Items:
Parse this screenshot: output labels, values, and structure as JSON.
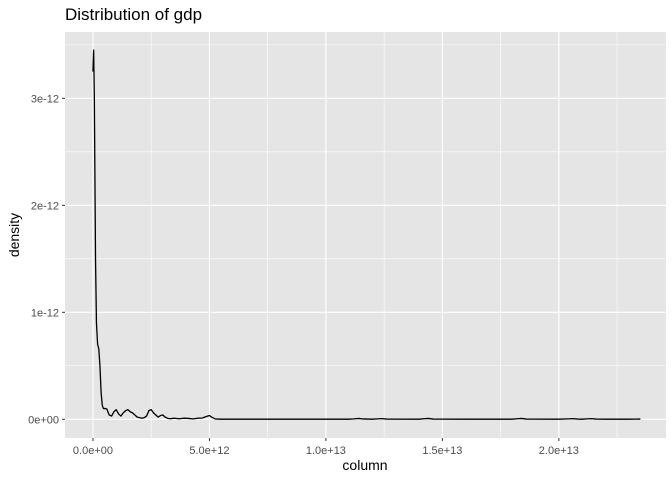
{
  "chart_data": {
    "type": "line",
    "title": "Distribution of gdp",
    "xlabel": "column",
    "ylabel": "density",
    "xlim": [
      -1200000000000.0,
      24600000000000.0
    ],
    "ylim": [
      -1.75e-13,
      3.62e-12
    ],
    "x_ticks": [
      {
        "value": 0,
        "label": "0.0e+00"
      },
      {
        "value": 5000000000000.0,
        "label": "5.0e+12"
      },
      {
        "value": 10000000000000.0,
        "label": "1.0e+13"
      },
      {
        "value": 15000000000000.0,
        "label": "1.5e+13"
      },
      {
        "value": 20000000000000.0,
        "label": "2.0e+13"
      }
    ],
    "y_ticks": [
      {
        "value": 0,
        "label": "0e+00"
      },
      {
        "value": 1e-12,
        "label": "1e-12"
      },
      {
        "value": 2e-12,
        "label": "2e-12"
      },
      {
        "value": 3e-12,
        "label": "3e-12"
      }
    ],
    "grid": true,
    "legend": "none",
    "colors": {
      "panel": "#e5e5e5",
      "grid": "#ffffff",
      "line": "#000000",
      "tick_text": "#4d4d4d"
    },
    "series": [
      {
        "x": [
          0,
          30000000000.0,
          60000000000.0,
          110000000000.0,
          150000000000.0,
          200000000000.0,
          250000000000.0,
          300000000000.0,
          350000000000.0,
          400000000000.0,
          450000000000.0,
          500000000000.0,
          550000000000.0,
          600000000000.0,
          650000000000.0,
          700000000000.0,
          800000000000.0,
          900000000000.0,
          1000000000000.0,
          1100000000000.0,
          1200000000000.0,
          1300000000000.0,
          1400000000000.0,
          1500000000000.0,
          1600000000000.0,
          1700000000000.0,
          1800000000000.0,
          1900000000000.0,
          2000000000000.0,
          2100000000000.0,
          2200000000000.0,
          2300000000000.0,
          2400000000000.0,
          2500000000000.0,
          2600000000000.0,
          2700000000000.0,
          2800000000000.0,
          2900000000000.0,
          3000000000000.0,
          3100000000000.0,
          3200000000000.0,
          3300000000000.0,
          3400000000000.0,
          3500000000000.0,
          3700000000000.0,
          3900000000000.0,
          4100000000000.0,
          4300000000000.0,
          4500000000000.0,
          4700000000000.0,
          4850000000000.0,
          5000000000000.0,
          5100000000000.0,
          5250000000000.0,
          5500000000000.0,
          7000000000000.0,
          9000000000000.0,
          11000000000000.0,
          11200000000000.0,
          11400000000000.0,
          11600000000000.0,
          12000000000000.0,
          12200000000000.0,
          12400000000000.0,
          12600000000000.0,
          14000000000000.0,
          14200000000000.0,
          14400000000000.0,
          14600000000000.0,
          16000000000000.0,
          18000000000000.0,
          18200000000000.0,
          18400000000000.0,
          18600000000000.0,
          20000000000000.0,
          20400000000000.0,
          20600000000000.0,
          20800000000000.0,
          21000000000000.0,
          21200000000000.0,
          21400000000000.0,
          21600000000000.0,
          22000000000000.0,
          23000000000000.0,
          23500000000000.0
        ],
        "y": [
          3.25e-12,
          3.45e-12,
          3e-12,
          1.5e-12,
          9e-13,
          7e-13,
          6.6e-13,
          5e-13,
          2.5e-13,
          1.3e-13,
          1e-13,
          1e-13,
          1e-13,
          9.5e-14,
          6.5e-14,
          4e-14,
          3e-14,
          7e-14,
          9e-14,
          5e-14,
          3e-14,
          6e-14,
          8e-14,
          9e-14,
          7e-14,
          6e-14,
          4e-14,
          2e-14,
          1.5e-14,
          1e-14,
          1.5e-14,
          3e-14,
          8e-14,
          9e-14,
          6e-14,
          4e-14,
          2e-14,
          3.5e-14,
          4e-14,
          2e-14,
          1e-14,
          5e-15,
          8e-15,
          1e-14,
          5e-15,
          1e-14,
          8e-15,
          4e-15,
          1e-14,
          1.2e-14,
          2.5e-14,
          3.5e-14,
          2e-14,
          3e-15,
          1e-15,
          1e-15,
          1e-15,
          1e-15,
          4e-15,
          8e-15,
          3e-15,
          1e-15,
          4e-15,
          6e-15,
          2e-15,
          1e-15,
          5e-15,
          8e-15,
          2e-15,
          1e-15,
          1e-15,
          5e-15,
          8e-15,
          2e-15,
          1e-15,
          4e-15,
          6e-15,
          2e-15,
          1e-15,
          4e-15,
          6e-15,
          2e-15,
          1e-15,
          1e-15,
          2e-15
        ]
      }
    ]
  }
}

Exercise brief: Give the entries again word for word, but skip the pictures.

Expected answer:
Parse this screenshot: output labels, values, and structure as JSON.
{
  "chart_data": {
    "type": "line",
    "title": "Distribution of gdp",
    "xlabel": "column",
    "ylabel": "density",
    "xlim": [
      -1200000000000.0,
      24600000000000.0
    ],
    "ylim": [
      -1.75e-13,
      3.62e-12
    ],
    "x_ticks": [
      {
        "value": 0,
        "label": "0.0e+00"
      },
      {
        "value": 5000000000000.0,
        "label": "5.0e+12"
      },
      {
        "value": 10000000000000.0,
        "label": "1.0e+13"
      },
      {
        "value": 15000000000000.0,
        "label": "1.5e+13"
      },
      {
        "value": 20000000000000.0,
        "label": "2.0e+13"
      }
    ],
    "y_ticks": [
      {
        "value": 0,
        "label": "0e+00"
      },
      {
        "value": 1e-12,
        "label": "1e-12"
      },
      {
        "value": 2e-12,
        "label": "2e-12"
      },
      {
        "value": 3e-12,
        "label": "3e-12"
      }
    ],
    "grid": true,
    "legend": "none",
    "colors": {
      "panel": "#e5e5e5",
      "grid": "#ffffff",
      "line": "#000000",
      "tick_text": "#4d4d4d"
    },
    "series": [
      {
        "x": [
          0,
          30000000000.0,
          60000000000.0,
          110000000000.0,
          150000000000.0,
          200000000000.0,
          250000000000.0,
          300000000000.0,
          350000000000.0,
          400000000000.0,
          450000000000.0,
          500000000000.0,
          550000000000.0,
          600000000000.0,
          650000000000.0,
          700000000000.0,
          800000000000.0,
          900000000000.0,
          1000000000000.0,
          1100000000000.0,
          1200000000000.0,
          1300000000000.0,
          1400000000000.0,
          1500000000000.0,
          1600000000000.0,
          1700000000000.0,
          1800000000000.0,
          1900000000000.0,
          2000000000000.0,
          2100000000000.0,
          2200000000000.0,
          2300000000000.0,
          2400000000000.0,
          2500000000000.0,
          2600000000000.0,
          2700000000000.0,
          2800000000000.0,
          2900000000000.0,
          3000000000000.0,
          3100000000000.0,
          3200000000000.0,
          3300000000000.0,
          3400000000000.0,
          3500000000000.0,
          3700000000000.0,
          3900000000000.0,
          4100000000000.0,
          4300000000000.0,
          4500000000000.0,
          4700000000000.0,
          4850000000000.0,
          5000000000000.0,
          5100000000000.0,
          5250000000000.0,
          5500000000000.0,
          7000000000000.0,
          9000000000000.0,
          11000000000000.0,
          11200000000000.0,
          11400000000000.0,
          11600000000000.0,
          12000000000000.0,
          12200000000000.0,
          12400000000000.0,
          12600000000000.0,
          14000000000000.0,
          14200000000000.0,
          14400000000000.0,
          14600000000000.0,
          16000000000000.0,
          18000000000000.0,
          18200000000000.0,
          18400000000000.0,
          18600000000000.0,
          20000000000000.0,
          20400000000000.0,
          20600000000000.0,
          20800000000000.0,
          21000000000000.0,
          21200000000000.0,
          21400000000000.0,
          21600000000000.0,
          22000000000000.0,
          23000000000000.0,
          23500000000000.0
        ],
        "y": [
          3.25e-12,
          3.45e-12,
          3e-12,
          1.5e-12,
          9e-13,
          7e-13,
          6.6e-13,
          5e-13,
          2.5e-13,
          1.3e-13,
          1e-13,
          1e-13,
          1e-13,
          9.5e-14,
          6.5e-14,
          4e-14,
          3e-14,
          7e-14,
          9e-14,
          5e-14,
          3e-14,
          6e-14,
          8e-14,
          9e-14,
          7e-14,
          6e-14,
          4e-14,
          2e-14,
          1.5e-14,
          1e-14,
          1.5e-14,
          3e-14,
          8e-14,
          9e-14,
          6e-14,
          4e-14,
          2e-14,
          3.5e-14,
          4e-14,
          2e-14,
          1e-14,
          5e-15,
          8e-15,
          1e-14,
          5e-15,
          1e-14,
          8e-15,
          4e-15,
          1e-14,
          1.2e-14,
          2.5e-14,
          3.5e-14,
          2e-14,
          3e-15,
          1e-15,
          1e-15,
          1e-15,
          1e-15,
          4e-15,
          8e-15,
          3e-15,
          1e-15,
          4e-15,
          6e-15,
          2e-15,
          1e-15,
          5e-15,
          8e-15,
          2e-15,
          1e-15,
          1e-15,
          5e-15,
          8e-15,
          2e-15,
          1e-15,
          4e-15,
          6e-15,
          2e-15,
          1e-15,
          4e-15,
          6e-15,
          2e-15,
          1e-15,
          1e-15,
          2e-15
        ]
      }
    ]
  }
}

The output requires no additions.